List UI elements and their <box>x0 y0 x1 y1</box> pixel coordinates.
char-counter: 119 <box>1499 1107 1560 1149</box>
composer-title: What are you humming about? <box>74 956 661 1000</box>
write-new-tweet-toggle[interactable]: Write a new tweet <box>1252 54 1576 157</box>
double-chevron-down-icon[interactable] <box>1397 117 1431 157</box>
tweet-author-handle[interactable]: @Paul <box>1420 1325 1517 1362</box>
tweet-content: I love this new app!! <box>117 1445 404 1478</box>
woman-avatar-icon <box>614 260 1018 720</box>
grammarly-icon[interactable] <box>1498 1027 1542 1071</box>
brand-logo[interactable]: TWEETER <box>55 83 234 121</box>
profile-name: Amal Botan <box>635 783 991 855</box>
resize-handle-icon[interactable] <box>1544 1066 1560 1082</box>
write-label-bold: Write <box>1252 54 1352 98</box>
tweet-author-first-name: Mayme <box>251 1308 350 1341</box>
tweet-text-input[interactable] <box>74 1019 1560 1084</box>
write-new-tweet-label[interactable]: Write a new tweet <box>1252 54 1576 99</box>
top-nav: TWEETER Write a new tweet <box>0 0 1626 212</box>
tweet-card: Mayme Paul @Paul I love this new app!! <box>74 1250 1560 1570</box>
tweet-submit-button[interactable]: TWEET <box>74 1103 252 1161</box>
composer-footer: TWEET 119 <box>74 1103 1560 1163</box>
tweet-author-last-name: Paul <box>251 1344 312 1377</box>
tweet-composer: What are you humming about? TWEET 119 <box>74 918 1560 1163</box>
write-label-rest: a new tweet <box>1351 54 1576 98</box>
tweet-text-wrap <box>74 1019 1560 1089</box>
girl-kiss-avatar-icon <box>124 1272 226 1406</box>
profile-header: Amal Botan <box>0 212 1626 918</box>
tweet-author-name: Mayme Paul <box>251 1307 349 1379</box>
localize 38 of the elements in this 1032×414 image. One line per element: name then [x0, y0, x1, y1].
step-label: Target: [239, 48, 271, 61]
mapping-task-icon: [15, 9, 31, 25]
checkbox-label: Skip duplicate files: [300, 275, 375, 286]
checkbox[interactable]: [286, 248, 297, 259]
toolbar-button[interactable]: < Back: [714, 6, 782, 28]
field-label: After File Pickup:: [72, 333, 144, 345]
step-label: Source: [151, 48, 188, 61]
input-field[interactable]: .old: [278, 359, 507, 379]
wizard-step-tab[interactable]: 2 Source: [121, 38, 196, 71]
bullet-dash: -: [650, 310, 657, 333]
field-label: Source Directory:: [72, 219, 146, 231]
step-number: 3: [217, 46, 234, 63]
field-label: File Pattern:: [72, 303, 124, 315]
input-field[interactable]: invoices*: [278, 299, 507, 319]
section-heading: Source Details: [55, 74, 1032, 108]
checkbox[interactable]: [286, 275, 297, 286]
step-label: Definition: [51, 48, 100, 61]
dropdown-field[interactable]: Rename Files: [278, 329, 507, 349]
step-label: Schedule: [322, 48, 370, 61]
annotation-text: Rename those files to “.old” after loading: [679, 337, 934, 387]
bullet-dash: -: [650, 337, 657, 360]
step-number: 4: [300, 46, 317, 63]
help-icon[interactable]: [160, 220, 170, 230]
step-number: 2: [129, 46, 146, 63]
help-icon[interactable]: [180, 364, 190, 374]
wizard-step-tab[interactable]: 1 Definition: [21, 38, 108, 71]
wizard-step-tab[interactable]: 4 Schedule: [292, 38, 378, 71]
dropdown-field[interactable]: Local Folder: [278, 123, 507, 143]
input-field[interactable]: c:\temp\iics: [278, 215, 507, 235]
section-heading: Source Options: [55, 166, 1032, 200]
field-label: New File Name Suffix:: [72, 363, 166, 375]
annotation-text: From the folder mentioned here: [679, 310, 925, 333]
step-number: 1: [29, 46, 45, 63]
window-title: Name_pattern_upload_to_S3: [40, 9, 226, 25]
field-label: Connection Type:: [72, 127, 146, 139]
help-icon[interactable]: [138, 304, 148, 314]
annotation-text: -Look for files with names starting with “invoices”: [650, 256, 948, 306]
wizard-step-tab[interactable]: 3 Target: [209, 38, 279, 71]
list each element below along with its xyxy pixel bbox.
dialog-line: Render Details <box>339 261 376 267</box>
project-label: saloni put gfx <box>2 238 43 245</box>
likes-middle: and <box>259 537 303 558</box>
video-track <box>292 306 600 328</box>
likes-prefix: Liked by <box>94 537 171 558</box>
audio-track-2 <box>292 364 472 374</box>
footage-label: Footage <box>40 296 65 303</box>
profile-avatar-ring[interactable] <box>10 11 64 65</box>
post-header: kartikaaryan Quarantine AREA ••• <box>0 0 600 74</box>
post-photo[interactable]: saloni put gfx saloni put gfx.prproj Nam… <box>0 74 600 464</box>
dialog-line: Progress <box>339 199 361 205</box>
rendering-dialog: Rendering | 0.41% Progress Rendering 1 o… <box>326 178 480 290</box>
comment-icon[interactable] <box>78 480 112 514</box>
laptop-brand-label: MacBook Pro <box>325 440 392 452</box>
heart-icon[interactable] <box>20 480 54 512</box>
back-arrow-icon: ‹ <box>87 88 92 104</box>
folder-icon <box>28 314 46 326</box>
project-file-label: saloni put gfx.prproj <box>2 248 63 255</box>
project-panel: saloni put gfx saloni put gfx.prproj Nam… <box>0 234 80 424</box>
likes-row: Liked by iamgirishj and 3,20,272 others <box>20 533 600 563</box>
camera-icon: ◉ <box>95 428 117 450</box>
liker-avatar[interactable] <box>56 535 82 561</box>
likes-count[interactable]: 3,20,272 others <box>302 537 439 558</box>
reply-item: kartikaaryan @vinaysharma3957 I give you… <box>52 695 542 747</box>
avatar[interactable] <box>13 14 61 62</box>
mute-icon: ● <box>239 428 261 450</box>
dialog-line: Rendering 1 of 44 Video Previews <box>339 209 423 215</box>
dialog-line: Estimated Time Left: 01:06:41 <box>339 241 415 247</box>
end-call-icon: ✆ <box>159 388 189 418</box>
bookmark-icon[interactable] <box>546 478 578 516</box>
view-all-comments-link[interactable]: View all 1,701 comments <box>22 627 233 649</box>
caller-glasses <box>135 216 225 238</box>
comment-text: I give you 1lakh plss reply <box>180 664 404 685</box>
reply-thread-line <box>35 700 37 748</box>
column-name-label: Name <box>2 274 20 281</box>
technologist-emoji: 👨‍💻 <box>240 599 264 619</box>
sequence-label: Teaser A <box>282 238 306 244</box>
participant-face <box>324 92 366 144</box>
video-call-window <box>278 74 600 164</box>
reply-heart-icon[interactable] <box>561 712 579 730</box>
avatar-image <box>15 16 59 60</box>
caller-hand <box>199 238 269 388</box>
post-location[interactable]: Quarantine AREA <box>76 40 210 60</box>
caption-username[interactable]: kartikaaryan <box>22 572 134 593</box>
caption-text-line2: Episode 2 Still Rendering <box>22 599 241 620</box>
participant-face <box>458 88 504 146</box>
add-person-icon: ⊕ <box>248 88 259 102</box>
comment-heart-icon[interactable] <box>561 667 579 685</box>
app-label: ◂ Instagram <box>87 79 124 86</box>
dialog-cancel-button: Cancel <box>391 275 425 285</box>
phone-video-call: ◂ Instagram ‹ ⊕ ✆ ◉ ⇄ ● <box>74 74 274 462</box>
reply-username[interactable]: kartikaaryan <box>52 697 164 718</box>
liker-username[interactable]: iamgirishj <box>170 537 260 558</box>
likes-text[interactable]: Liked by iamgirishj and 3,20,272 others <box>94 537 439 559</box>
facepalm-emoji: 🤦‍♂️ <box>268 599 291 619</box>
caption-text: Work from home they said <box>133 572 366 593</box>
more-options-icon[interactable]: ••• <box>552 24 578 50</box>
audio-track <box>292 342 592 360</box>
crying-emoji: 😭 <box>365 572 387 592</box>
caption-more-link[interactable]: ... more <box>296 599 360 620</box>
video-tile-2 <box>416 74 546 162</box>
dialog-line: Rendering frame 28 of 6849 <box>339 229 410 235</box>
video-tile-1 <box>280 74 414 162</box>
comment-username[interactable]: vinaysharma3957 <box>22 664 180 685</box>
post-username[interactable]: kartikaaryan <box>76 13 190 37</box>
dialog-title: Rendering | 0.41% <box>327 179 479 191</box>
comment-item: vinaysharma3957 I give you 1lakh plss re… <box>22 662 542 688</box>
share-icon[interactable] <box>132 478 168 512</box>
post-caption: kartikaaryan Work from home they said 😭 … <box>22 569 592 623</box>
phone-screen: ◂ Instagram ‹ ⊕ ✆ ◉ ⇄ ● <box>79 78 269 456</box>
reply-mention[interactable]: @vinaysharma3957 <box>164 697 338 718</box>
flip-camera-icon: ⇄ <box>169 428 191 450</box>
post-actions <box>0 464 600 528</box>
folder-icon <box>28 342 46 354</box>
_ _ _ _ _
Task objective » Rewrite everything from the start of the records down to the line containing "tweet-content: I love", with "humming" changed to "buzzing" and all else left as it is. Give only those lines.

Finished task »
List UI elements and their <box>x0 y0 x1 y1</box> pixel coordinates.
char-counter: 119 <box>1499 1107 1560 1149</box>
composer-title: What are you buzzing about? <box>74 956 661 1000</box>
write-new-tweet-toggle[interactable]: Write a new tweet <box>1252 54 1576 157</box>
double-chevron-down-icon[interactable] <box>1397 117 1431 157</box>
tweet-author-handle[interactable]: @Paul <box>1420 1325 1517 1362</box>
tweet-content: I love this new app!! <box>117 1445 404 1478</box>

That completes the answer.